* PROBLEM TO WORK ON
Can you reproduce the data beneath, keeping every line exact?

[Extracted records]
>> start
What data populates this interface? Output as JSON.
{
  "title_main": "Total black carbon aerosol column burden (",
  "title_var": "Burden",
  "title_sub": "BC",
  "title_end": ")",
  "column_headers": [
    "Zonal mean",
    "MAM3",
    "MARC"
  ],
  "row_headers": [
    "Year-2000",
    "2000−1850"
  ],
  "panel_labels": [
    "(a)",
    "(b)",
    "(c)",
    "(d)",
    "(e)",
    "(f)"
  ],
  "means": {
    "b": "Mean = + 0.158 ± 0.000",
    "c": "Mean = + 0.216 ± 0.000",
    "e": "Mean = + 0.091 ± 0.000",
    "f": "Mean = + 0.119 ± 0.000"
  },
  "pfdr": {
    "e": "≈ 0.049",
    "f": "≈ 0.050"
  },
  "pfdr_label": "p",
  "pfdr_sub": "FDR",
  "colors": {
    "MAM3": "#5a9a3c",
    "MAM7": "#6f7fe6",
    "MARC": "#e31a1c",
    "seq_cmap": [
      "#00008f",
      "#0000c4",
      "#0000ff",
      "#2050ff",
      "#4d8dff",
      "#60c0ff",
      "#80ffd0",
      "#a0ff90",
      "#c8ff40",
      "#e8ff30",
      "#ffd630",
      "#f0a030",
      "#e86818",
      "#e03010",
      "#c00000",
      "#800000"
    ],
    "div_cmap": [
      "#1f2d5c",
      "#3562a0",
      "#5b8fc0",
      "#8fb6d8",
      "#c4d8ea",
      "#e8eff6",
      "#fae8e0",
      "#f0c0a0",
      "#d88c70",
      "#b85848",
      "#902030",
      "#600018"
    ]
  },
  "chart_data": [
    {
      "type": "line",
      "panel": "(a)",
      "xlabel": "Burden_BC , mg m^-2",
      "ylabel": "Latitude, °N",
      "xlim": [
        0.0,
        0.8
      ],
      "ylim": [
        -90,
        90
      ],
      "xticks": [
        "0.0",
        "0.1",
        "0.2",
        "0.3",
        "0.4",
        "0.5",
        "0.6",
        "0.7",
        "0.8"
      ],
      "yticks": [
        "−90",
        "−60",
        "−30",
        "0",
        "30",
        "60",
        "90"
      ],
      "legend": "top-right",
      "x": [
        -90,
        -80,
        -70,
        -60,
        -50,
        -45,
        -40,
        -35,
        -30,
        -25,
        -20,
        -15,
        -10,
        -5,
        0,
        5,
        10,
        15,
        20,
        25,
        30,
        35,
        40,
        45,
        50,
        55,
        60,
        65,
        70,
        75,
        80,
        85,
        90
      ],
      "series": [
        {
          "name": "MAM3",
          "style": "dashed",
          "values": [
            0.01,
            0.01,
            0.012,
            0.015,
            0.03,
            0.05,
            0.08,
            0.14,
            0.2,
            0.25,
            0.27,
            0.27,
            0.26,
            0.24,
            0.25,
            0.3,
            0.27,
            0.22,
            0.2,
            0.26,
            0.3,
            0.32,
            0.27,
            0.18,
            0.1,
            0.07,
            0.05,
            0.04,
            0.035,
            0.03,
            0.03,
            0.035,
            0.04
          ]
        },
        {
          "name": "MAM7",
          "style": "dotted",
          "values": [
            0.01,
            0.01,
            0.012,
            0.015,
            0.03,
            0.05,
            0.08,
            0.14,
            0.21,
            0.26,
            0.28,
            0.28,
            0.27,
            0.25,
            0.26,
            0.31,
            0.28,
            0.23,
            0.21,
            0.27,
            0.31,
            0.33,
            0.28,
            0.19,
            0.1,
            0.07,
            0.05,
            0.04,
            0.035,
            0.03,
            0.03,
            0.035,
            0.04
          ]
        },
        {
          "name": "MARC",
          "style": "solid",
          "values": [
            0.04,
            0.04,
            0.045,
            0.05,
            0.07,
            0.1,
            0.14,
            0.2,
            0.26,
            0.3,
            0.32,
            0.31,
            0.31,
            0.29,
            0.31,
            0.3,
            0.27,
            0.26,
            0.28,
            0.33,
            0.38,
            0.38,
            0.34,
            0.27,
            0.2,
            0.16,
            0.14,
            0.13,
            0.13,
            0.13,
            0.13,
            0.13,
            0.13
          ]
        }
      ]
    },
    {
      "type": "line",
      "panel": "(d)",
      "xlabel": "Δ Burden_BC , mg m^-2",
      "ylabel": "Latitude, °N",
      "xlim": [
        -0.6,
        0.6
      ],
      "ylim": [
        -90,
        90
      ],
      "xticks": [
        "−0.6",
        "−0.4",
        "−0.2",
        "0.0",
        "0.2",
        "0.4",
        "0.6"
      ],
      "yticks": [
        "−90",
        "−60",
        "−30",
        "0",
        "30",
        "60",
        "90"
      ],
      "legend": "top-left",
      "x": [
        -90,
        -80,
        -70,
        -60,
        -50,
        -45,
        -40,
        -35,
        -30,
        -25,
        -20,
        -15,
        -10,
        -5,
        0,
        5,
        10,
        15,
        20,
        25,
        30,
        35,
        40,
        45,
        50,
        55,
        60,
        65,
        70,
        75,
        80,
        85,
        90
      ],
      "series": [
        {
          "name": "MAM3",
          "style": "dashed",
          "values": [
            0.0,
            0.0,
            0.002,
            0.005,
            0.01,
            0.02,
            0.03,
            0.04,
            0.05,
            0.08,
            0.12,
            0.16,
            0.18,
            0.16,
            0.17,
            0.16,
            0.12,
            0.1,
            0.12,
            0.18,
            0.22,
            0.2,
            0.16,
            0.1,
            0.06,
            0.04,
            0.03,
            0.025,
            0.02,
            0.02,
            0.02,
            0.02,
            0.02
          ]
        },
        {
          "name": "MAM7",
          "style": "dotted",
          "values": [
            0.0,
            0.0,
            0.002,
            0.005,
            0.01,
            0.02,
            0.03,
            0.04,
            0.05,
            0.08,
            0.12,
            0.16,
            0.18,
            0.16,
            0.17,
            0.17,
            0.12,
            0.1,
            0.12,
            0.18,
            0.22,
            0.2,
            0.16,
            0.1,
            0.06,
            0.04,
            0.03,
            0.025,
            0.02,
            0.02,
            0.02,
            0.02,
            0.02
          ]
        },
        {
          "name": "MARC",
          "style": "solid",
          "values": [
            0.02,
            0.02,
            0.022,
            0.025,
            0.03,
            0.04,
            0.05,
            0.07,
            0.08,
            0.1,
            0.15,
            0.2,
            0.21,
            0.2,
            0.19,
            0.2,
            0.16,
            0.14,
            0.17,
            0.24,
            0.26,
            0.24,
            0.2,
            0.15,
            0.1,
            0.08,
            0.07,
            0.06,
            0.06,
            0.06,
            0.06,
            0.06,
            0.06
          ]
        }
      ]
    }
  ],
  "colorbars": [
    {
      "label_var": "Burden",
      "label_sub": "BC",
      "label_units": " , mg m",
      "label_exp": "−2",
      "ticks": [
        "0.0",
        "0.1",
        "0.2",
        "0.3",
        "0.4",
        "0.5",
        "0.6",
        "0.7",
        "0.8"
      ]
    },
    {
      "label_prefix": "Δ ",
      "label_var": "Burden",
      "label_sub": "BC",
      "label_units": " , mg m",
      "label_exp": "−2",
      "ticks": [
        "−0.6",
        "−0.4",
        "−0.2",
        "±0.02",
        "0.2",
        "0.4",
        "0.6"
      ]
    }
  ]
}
>> end
* FINAL RESULT
What data populates this interface? Output as JSON.
{
  "title_main": "Total black carbon aerosol column burden (",
  "title_var": "Burden",
  "title_sub": "BC",
  "title_end": ")",
  "column_headers": [
    "Zonal mean",
    "MAM3",
    "MARC"
  ],
  "row_headers": [
    "Year-2000",
    "2000−1850"
  ],
  "panel_labels": [
    "(a)",
    "(b)",
    "(c)",
    "(d)",
    "(e)",
    "(f)"
  ],
  "means": {
    "b": "Mean = + 0.158 ± 0.000",
    "c": "Mean = + 0.216 ± 0.000",
    "e": "Mean = + 0.091 ± 0.000",
    "f": "Mean = + 0.119 ± 0.000"
  },
  "pfdr": {
    "e": "≈ 0.049",
    "f": "≈ 0.050"
  },
  "pfdr_label": "p",
  "pfdr_sub": "FDR",
  "colors": {
    "MAM3": "#5a9a3c",
    "MAM7": "#6f7fe6",
    "MARC": "#e31a1c",
    "seq_cmap": [
      "#00008f",
      "#0000c4",
      "#0000ff",
      "#2050ff",
      "#4d8dff",
      "#60c0ff",
      "#80ffd0",
      "#a0ff90",
      "#c8ff40",
      "#e8ff30",
      "#ffd630",
      "#f0a030",
      "#e86818",
      "#e03010",
      "#c00000",
      "#800000"
    ],
    "div_cmap": [
      "#1f2d5c",
      "#3562a0",
      "#5b8fc0",
      "#8fb6d8",
      "#c4d8ea",
      "#e8eff6",
      "#fae8e0",
      "#f0c0a0",
      "#d88c70",
      "#b85848",
      "#902030",
      "#600018"
    ]
  },
  "chart_data": [
    {
      "type": "line",
      "panel": "(a)",
      "xlabel": "Burden_BC , mg m^-2",
      "ylabel": "Latitude, °N",
      "xlim": [
        0.0,
        0.8
      ],
      "ylim": [
        -90,
        90
      ],
      "xticks": [
        "0.0",
        "0.1",
        "0.2",
        "0.3",
        "0.4",
        "0.5",
        "0.6",
        "0.7",
        "0.8"
      ],
      "yticks": [
        "−90",
        "−60",
        "−30",
        "0",
        "30",
        "60",
        "90"
      ],
      "legend": "top-right",
      "x": [
        -90,
        -80,
        -70,
        -60,
        -50,
        -45,
        -40,
        -35,
        -30,
        -25,
        -20,
        -15,
        -10,
        -5,
        0,
        5,
        10,
        15,
        20,
        25,
        30,
        35,
        40,
        45,
        50,
        55,
        60,
        65,
        70,
        75,
        80,
        85,
        90
      ],
      "series": [
        {
          "name": "MAM3",
          "style": "dashed",
          "values": [
            0.01,
            0.01,
            0.012,
            0.015,
            0.03,
            0.05,
            0.08,
            0.14,
            0.2,
            0.25,
            0.27,
            0.27,
            0.26,
            0.24,
            0.25,
            0.3,
            0.27,
            0.22,
            0.2,
            0.26,
            0.3,
            0.32,
            0.27,
            0.18,
            0.1,
            0.07,
            0.05,
            0.04,
            0.035,
            0.03,
            0.03,
            0.035,
            0.04
          ]
        },
        {
          "name": "MAM7",
          "style": "dotted",
          "values": [
            0.01,
            0.01,
            0.012,
            0.015,
            0.03,
            0.05,
            0.08,
            0.14,
            0.21,
            0.26,
            0.28,
            0.28,
            0.27,
            0.25,
            0.26,
            0.31,
            0.28,
            0.23,
            0.21,
            0.27,
            0.31,
            0.33,
            0.28,
            0.19,
            0.1,
            0.07,
            0.05,
            0.04,
            0.035,
            0.03,
            0.03,
            0.035,
            0.04
          ]
        },
        {
          "name": "MARC",
          "style": "solid",
          "values": [
            0.04,
            0.04,
            0.045,
            0.05,
            0.07,
            0.1,
            0.14,
            0.2,
            0.26,
            0.3,
            0.32,
            0.31,
            0.31,
            0.29,
            0.31,
            0.3,
            0.27,
            0.26,
            0.28,
            0.33,
            0.38,
            0.38,
            0.34,
            0.27,
            0.2,
            0.16,
            0.14,
            0.13,
            0.13,
            0.13,
            0.13,
            0.13,
            0.13
          ]
        }
      ]
    },
    {
      "type": "line",
      "panel": "(d)",
      "xlabel": "Δ Burden_BC , mg m^-2",
      "ylabel": "Latitude, °N",
      "xlim": [
        -0.6,
        0.6
      ],
      "ylim": [
        -90,
        90
      ],
      "xticks": [
        "−0.6",
        "−0.4",
        "−0.2",
        "0.0",
        "0.2",
        "0.4",
        "0.6"
      ],
      "yticks": [
        "−90",
        "−60",
        "−30",
        "0",
        "30",
        "60",
        "90"
      ],
      "legend": "top-left",
      "x": [
        -90,
        -80,
        -70,
        -60,
        -50,
        -45,
        -40,
        -35,
        -30,
        -25,
        -20,
        -15,
        -10,
        -5,
        0,
        5,
        10,
        15,
        20,
        25,
        30,
        35,
        40,
        45,
        50,
        55,
        60,
        65,
        70,
        75,
        80,
        85,
        90
      ],
      "series": [
        {
          "name": "MAM3",
          "style": "dashed",
          "values": [
            0.0,
            0.0,
            0.002,
            0.005,
            0.01,
            0.02,
            0.03,
            0.04,
            0.05,
            0.08,
            0.12,
            0.16,
            0.18,
            0.16,
            0.17,
            0.16,
            0.12,
            0.1,
            0.12,
            0.18,
            0.22,
            0.2,
            0.16,
            0.1,
            0.06,
            0.04,
            0.03,
            0.025,
            0.02,
            0.02,
            0.02,
            0.02,
            0.02
          ]
        },
        {
          "name": "MAM7",
          "style": "dotted",
          "values": [
            0.0,
            0.0,
            0.002,
            0.005,
            0.01,
            0.02,
            0.03,
            0.04,
            0.05,
            0.08,
            0.12,
            0.16,
            0.18,
            0.16,
            0.17,
            0.17,
            0.12,
            0.1,
            0.12,
            0.18,
            0.22,
            0.2,
            0.16,
            0.1,
            0.06,
            0.04,
            0.03,
            0.025,
            0.02,
            0.02,
            0.02,
            0.02,
            0.02
          ]
        },
        {
          "name": "MARC",
          "style": "solid",
          "values": [
            0.02,
            0.02,
            0.022,
            0.025,
            0.03,
            0.04,
            0.05,
            0.07,
            0.08,
            0.1,
            0.15,
            0.2,
            0.21,
            0.2,
            0.19,
            0.2,
            0.16,
            0.14,
            0.17,
            0.24,
            0.26,
            0.24,
            0.2,
            0.15,
            0.1,
            0.08,
            0.07,
            0.06,
            0.06,
            0.06,
            0.06,
            0.06,
            0.06
          ]
        }
      ]
    }
  ],
  "colorbars": [
    {
      "label_var": "Burden",
      "label_sub": "BC",
      "label_units": " , mg m",
      "label_exp": "−2",
      "ticks": [
        "0.0",
        "0.1",
        "0.2",
        "0.3",
        "0.4",
        "0.5",
        "0.6",
        "0.7",
        "0.8"
      ]
    },
    {
      "label_prefix": "Δ ",
      "label_var": "Burden",
      "label_sub": "BC",
      "label_units": " , mg m",
      "label_exp": "−2",
      "ticks": [
        "−0.6",
        "−0.4",
        "−0.2",
        "±0.02",
        "0.2",
        "0.4",
        "0.6"
      ]
    }
  ]
}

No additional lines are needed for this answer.